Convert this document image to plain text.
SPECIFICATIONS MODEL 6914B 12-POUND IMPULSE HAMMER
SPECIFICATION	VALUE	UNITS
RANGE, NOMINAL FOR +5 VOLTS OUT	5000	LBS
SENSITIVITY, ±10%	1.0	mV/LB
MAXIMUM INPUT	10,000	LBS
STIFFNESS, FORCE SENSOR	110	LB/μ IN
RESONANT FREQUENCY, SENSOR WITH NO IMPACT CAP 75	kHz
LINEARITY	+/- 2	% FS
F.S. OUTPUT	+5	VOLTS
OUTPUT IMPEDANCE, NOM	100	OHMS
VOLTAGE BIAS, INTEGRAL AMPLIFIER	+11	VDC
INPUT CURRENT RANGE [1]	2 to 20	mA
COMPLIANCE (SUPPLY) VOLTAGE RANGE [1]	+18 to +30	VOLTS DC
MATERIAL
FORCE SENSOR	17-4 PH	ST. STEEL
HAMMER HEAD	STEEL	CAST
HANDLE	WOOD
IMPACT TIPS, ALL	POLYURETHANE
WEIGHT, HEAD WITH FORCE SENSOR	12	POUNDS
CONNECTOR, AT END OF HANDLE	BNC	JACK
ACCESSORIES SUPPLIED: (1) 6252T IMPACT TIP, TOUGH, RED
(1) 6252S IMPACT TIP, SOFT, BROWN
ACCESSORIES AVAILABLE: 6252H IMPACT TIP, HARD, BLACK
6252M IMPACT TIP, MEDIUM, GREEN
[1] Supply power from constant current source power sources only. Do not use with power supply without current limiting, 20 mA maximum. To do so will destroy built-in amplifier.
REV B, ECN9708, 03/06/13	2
○ ○ ○
__DESCRIPTION OF THE TASK__:
Quote each line above in full, word for word.

__EXERCISE ANSWER__:
Convert this document image to plain text.
SPECIFICATIONS MODEL 6914B 12-POUND IMPULSE HAMMER
SPECIFICATION	VALUE	UNITS
RANGE, NOMINAL FOR +5 VOLTS OUT	5000	LBS
SENSITIVITY, ±10%	1.0	mV/LB
MAXIMUM INPUT	10,000	LBS
STIFFNESS, FORCE SENSOR	110	LB/μ IN
RESONANT FREQUENCY, SENSOR WITH NO IMPACT CAP 75	kHz
LINEARITY	+/- 2	% FS
F.S. OUTPUT	+5	VOLTS
OUTPUT IMPEDANCE, NOM	100	OHMS
VOLTAGE BIAS, INTEGRAL AMPLIFIER	+11	VDC
INPUT CURRENT RANGE [1]	2 to 20	mA
COMPLIANCE (SUPPLY) VOLTAGE RANGE [1]	+18 to +30	VOLTS DC
MATERIAL
FORCE SENSOR	17-4 PH	ST. STEEL
HAMMER HEAD	STEEL	CAST
HANDLE	WOOD
IMPACT TIPS, ALL	POLYURETHANE
WEIGHT, HEAD WITH FORCE SENSOR	12	POUNDS
CONNECTOR, AT END OF HANDLE	BNC	JACK
ACCESSORIES SUPPLIED: (1) 6252T IMPACT TIP, TOUGH, RED
(1) 6252S IMPACT TIP, SOFT, BROWN
ACCESSORIES AVAILABLE: 6252H IMPACT TIP, HARD, BLACK
6252M IMPACT TIP, MEDIUM, GREEN
[1] Supply power from constant current source power sources only. Do not use with power supply without current limiting, 20 mA maximum. To do so will destroy built-in amplifier.
REV B, ECN9708, 03/06/13	2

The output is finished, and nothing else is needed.